What the exercise asks: Return a copy of each line that holds the string "administration".

[Collection entries]
----

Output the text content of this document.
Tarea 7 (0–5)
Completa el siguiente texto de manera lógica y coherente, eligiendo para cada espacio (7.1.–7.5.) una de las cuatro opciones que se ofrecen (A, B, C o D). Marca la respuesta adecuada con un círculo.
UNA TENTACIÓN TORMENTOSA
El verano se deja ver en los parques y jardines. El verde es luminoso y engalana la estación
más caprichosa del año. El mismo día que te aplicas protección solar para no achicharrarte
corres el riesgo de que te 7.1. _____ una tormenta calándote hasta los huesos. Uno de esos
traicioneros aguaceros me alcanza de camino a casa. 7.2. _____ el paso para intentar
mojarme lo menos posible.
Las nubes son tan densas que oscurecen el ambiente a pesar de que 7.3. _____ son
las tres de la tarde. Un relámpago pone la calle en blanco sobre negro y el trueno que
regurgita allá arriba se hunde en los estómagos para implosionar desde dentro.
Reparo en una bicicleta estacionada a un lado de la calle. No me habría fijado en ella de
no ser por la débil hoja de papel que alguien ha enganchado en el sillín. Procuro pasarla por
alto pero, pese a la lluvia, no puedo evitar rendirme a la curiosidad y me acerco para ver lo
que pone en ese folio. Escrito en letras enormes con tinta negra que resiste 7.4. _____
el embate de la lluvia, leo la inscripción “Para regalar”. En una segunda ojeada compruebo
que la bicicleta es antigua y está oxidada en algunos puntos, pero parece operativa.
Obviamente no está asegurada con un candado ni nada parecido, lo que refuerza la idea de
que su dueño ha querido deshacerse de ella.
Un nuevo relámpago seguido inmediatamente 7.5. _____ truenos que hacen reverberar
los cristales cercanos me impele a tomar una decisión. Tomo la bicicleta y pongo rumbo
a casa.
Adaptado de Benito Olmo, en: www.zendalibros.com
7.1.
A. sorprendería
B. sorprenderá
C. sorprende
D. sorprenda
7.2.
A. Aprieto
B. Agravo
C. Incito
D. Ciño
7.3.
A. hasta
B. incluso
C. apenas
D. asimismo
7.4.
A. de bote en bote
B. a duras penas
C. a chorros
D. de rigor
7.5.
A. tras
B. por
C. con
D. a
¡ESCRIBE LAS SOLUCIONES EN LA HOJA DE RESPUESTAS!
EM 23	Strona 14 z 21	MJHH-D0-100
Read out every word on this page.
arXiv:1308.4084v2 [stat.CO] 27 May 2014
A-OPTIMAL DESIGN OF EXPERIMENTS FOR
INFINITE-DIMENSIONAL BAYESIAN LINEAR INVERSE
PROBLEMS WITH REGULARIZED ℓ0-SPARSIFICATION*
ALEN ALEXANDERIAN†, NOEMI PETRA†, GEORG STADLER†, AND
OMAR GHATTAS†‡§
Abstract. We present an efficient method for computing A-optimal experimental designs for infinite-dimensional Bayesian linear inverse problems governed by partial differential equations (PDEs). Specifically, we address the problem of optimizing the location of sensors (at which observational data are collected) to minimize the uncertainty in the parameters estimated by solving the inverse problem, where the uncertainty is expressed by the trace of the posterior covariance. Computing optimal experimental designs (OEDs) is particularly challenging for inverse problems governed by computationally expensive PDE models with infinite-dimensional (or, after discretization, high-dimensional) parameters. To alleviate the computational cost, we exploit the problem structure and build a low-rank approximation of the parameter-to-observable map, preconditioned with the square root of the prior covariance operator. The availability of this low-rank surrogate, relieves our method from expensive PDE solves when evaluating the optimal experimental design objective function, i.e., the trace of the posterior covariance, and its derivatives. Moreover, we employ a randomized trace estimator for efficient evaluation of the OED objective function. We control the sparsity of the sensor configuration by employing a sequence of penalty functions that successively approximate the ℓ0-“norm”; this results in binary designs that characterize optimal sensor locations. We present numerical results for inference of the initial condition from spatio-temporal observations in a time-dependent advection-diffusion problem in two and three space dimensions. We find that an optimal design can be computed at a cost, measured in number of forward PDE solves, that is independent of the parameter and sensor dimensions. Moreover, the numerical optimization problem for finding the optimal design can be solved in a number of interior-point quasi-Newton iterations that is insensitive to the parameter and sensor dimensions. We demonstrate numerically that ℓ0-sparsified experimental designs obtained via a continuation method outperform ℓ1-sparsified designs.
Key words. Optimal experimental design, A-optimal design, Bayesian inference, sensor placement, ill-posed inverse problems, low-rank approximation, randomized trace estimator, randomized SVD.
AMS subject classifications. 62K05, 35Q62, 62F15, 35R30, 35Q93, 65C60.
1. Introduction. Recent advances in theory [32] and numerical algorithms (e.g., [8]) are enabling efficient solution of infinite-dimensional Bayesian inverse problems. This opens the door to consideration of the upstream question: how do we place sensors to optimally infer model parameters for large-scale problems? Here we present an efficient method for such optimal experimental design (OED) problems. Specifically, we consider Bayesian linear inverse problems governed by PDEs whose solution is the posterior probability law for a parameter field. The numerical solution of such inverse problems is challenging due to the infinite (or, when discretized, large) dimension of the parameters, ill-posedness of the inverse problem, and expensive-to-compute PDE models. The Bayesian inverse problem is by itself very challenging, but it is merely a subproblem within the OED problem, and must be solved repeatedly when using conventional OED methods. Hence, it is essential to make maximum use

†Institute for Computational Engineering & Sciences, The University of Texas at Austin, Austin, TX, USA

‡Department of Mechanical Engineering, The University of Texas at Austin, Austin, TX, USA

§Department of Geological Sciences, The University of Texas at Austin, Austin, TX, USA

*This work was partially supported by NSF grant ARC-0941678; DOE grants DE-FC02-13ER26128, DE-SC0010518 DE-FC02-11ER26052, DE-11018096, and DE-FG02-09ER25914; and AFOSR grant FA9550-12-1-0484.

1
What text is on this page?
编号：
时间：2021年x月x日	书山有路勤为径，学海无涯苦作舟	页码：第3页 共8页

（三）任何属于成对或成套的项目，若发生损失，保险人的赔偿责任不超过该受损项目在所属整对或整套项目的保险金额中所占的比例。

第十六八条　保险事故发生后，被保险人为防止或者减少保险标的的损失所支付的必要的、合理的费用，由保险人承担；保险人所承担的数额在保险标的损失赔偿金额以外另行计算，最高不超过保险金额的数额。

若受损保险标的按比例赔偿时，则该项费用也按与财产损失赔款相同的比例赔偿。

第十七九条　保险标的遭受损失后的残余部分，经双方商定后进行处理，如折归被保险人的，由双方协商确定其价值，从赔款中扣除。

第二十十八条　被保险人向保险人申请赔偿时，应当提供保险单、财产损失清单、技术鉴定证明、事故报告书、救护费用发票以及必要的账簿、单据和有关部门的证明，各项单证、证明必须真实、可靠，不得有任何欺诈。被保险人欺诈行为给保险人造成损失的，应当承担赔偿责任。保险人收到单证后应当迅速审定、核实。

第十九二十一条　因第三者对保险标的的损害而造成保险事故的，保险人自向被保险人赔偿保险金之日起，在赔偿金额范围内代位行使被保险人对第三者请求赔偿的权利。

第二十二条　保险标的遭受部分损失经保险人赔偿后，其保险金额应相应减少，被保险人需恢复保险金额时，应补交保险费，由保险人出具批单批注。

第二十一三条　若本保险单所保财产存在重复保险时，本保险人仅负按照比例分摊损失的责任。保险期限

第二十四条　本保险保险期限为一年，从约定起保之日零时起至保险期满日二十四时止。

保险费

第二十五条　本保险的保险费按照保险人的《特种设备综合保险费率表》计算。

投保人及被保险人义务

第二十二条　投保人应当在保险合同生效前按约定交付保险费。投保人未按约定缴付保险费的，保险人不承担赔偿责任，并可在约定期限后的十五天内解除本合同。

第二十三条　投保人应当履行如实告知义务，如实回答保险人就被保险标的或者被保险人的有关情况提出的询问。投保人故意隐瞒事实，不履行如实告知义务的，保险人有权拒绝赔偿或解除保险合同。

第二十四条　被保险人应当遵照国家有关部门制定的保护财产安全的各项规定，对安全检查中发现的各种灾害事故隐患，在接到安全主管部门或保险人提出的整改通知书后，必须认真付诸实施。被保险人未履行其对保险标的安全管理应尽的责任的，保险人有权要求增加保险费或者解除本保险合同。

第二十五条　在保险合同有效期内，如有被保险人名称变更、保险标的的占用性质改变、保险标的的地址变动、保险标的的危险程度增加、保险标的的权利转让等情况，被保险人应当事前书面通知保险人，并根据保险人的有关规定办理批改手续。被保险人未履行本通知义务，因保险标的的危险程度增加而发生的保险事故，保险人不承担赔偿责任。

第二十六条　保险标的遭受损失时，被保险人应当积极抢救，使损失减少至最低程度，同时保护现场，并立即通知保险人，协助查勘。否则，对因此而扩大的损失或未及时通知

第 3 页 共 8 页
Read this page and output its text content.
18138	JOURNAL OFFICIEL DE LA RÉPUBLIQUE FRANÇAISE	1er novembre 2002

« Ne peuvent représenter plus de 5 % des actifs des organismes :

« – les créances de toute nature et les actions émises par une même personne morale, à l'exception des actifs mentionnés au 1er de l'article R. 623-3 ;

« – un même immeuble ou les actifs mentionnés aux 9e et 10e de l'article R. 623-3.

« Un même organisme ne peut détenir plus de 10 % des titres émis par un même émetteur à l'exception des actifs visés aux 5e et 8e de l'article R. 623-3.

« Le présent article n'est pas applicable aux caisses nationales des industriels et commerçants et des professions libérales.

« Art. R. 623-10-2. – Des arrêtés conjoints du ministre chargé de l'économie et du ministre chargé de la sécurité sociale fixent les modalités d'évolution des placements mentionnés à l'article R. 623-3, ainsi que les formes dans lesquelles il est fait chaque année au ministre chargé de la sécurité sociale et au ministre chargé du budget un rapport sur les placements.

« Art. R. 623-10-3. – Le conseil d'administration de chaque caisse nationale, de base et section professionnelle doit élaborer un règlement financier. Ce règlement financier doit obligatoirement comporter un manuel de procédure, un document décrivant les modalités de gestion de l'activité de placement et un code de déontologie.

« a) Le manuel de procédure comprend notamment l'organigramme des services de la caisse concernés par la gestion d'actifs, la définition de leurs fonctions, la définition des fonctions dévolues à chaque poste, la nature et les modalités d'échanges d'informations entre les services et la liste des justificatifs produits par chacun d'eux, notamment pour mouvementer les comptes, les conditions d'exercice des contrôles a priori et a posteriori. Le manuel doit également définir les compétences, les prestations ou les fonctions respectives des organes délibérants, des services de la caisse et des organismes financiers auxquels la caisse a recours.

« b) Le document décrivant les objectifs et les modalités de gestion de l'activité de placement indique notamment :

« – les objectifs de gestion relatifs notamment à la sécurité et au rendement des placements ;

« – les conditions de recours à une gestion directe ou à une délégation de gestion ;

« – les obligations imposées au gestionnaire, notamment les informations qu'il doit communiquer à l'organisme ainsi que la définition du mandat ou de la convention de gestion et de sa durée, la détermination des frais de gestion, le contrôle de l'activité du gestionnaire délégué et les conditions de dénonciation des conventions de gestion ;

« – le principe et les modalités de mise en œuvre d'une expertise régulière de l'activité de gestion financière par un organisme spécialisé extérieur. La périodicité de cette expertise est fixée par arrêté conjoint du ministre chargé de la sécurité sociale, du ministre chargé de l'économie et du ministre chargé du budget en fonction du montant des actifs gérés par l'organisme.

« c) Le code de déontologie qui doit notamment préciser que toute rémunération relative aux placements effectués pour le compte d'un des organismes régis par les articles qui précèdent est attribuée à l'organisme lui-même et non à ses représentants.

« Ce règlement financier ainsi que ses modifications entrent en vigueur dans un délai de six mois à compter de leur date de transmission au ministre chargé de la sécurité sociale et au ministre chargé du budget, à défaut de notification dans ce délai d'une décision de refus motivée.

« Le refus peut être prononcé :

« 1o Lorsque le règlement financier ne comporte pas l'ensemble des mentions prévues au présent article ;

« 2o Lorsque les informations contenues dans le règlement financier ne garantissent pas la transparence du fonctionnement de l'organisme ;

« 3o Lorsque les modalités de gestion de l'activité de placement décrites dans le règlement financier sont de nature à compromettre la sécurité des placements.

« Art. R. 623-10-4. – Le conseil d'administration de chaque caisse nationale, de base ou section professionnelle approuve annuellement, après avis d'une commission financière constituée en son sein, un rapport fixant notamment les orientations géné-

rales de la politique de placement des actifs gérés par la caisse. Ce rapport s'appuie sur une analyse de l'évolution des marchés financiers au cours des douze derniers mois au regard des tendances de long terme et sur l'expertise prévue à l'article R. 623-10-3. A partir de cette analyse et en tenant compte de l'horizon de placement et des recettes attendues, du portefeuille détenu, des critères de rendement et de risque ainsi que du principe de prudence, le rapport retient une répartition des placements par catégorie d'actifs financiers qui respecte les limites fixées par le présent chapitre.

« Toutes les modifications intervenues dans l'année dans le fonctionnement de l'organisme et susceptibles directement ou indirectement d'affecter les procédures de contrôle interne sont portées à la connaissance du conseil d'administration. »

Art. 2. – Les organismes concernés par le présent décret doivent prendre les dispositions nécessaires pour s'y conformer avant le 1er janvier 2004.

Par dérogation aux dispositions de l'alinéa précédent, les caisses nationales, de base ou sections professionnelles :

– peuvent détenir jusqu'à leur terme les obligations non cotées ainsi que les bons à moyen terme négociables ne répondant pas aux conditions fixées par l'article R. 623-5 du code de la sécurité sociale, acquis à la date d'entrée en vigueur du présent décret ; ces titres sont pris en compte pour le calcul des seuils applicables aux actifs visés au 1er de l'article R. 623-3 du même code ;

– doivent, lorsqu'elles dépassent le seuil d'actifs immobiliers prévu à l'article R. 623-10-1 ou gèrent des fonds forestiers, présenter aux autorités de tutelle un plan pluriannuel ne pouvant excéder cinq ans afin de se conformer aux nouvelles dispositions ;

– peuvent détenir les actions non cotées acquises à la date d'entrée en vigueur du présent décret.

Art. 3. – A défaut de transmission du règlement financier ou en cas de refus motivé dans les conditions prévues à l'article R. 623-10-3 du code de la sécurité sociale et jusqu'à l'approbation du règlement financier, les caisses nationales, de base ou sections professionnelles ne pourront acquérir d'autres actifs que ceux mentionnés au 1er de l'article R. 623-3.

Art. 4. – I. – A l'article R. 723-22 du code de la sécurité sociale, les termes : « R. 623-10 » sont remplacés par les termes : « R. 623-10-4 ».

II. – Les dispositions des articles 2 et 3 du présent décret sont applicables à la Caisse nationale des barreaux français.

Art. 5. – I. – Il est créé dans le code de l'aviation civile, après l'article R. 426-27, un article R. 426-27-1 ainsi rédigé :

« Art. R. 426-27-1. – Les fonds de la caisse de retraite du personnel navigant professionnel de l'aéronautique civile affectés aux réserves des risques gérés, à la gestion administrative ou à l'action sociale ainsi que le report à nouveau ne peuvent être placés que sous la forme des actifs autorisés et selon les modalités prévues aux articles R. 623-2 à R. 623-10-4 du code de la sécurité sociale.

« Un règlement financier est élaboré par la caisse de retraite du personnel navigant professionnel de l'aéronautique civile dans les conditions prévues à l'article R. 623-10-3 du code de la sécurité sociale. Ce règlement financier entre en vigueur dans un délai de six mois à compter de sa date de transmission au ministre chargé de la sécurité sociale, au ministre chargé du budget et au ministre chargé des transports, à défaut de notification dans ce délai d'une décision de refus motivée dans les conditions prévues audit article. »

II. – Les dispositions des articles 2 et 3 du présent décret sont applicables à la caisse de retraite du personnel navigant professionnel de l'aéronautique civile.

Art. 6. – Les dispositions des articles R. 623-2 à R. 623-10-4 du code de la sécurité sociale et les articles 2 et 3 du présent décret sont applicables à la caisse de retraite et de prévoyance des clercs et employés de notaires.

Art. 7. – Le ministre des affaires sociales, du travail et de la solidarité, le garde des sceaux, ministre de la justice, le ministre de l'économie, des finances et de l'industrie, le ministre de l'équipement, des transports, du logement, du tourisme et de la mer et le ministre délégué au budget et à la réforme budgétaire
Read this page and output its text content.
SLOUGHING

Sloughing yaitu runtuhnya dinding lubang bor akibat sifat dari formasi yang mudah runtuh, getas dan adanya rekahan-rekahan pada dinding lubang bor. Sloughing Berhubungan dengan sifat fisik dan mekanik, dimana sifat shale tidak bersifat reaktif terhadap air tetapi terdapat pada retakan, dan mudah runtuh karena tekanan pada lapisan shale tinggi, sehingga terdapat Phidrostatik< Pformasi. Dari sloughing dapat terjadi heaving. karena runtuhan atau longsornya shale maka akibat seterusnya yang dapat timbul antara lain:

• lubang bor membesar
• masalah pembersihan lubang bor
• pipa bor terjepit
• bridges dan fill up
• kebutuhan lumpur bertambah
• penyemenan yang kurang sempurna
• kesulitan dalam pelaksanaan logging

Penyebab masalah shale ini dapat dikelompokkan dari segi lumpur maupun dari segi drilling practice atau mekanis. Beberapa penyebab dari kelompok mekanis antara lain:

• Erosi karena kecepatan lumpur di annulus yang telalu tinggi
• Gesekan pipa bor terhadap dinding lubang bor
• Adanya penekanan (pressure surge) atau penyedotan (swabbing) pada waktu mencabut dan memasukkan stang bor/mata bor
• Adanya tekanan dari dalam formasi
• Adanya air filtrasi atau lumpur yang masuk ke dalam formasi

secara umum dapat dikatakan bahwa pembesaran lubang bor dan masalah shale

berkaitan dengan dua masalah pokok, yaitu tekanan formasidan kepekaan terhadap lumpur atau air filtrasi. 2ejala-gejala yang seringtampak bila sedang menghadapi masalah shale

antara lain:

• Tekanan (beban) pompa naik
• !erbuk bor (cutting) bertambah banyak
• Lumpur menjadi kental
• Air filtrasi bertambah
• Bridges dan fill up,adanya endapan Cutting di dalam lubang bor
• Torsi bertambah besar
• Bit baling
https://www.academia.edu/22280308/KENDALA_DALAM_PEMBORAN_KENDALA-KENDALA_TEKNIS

----

Correct output:
« Art. R. 623-10-3. – Le conseil d'administration de chaque caisse nationale, de base et section professionnelle doit élaborer un règlement financier. Ce règlement financier doit obligatoirement comporter un manuel de procédure, un document décrivant les modalités de gestion de l'activité de placement et un code de déontologie.
« Art. R. 623-10-4. – Le conseil d'administration de chaque caisse nationale, de base ou section professionnelle approuve annuellement, après avis d'une commission financière constituée en son sein, un rapport fixant notamment les orientations géné-
« Toutes les modifications intervenues dans l'année dans le fonctionnement de l'organisme et susceptibles directement ou indirectement d'affecter les procédures de contrôle interne sont portées à la connaissance du conseil d'administration. »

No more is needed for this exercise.